Task statement: Track down each line that has the word "name" and copy it.

****************************************

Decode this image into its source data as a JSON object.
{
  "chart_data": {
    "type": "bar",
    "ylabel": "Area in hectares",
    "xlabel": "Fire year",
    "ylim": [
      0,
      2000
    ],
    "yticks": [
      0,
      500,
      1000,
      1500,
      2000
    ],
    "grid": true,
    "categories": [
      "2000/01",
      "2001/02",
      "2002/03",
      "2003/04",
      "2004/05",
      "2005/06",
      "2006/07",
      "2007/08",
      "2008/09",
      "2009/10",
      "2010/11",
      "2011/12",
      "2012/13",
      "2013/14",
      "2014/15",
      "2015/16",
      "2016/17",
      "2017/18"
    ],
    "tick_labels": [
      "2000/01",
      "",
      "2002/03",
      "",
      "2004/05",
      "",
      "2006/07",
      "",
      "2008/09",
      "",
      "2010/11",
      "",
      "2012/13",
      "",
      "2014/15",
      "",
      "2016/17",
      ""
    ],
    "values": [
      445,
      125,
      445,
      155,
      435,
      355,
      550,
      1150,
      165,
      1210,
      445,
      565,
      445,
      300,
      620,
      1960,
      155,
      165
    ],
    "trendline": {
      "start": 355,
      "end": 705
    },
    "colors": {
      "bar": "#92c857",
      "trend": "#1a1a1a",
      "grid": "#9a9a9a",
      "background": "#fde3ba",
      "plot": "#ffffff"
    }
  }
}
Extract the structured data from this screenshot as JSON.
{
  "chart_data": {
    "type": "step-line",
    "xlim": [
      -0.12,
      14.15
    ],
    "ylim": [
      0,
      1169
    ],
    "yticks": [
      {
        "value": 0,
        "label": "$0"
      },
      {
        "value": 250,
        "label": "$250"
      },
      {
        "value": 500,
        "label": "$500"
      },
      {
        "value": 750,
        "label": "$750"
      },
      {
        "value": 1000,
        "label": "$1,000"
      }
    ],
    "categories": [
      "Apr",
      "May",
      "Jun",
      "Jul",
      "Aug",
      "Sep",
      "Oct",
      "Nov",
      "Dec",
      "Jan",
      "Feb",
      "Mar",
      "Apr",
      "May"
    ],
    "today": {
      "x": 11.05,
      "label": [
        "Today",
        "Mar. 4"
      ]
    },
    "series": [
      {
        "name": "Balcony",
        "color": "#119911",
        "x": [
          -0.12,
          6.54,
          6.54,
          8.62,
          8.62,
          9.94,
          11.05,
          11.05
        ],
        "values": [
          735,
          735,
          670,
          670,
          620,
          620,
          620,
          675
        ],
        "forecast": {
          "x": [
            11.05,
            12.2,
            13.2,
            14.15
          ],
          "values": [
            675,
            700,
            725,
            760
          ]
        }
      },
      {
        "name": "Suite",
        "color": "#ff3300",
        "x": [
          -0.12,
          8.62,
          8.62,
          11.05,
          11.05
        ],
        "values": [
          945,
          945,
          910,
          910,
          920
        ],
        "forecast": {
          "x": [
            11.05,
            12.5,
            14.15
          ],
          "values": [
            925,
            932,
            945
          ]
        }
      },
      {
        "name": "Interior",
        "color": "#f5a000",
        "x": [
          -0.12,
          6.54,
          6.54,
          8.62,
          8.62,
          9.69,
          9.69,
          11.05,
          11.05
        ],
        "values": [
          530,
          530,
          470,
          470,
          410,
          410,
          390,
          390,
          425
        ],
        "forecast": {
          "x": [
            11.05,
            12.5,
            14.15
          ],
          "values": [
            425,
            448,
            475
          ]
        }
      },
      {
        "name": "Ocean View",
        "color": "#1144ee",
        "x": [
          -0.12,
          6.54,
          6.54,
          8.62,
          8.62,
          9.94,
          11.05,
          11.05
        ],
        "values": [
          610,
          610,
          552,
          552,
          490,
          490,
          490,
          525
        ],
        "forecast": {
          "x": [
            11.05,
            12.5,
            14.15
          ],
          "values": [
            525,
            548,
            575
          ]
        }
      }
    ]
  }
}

****************************************

Answer to this exercise:
        "name": "Balcony",
        "name": "Suite",
        "name": "Interior",
        "name": "Ocean View",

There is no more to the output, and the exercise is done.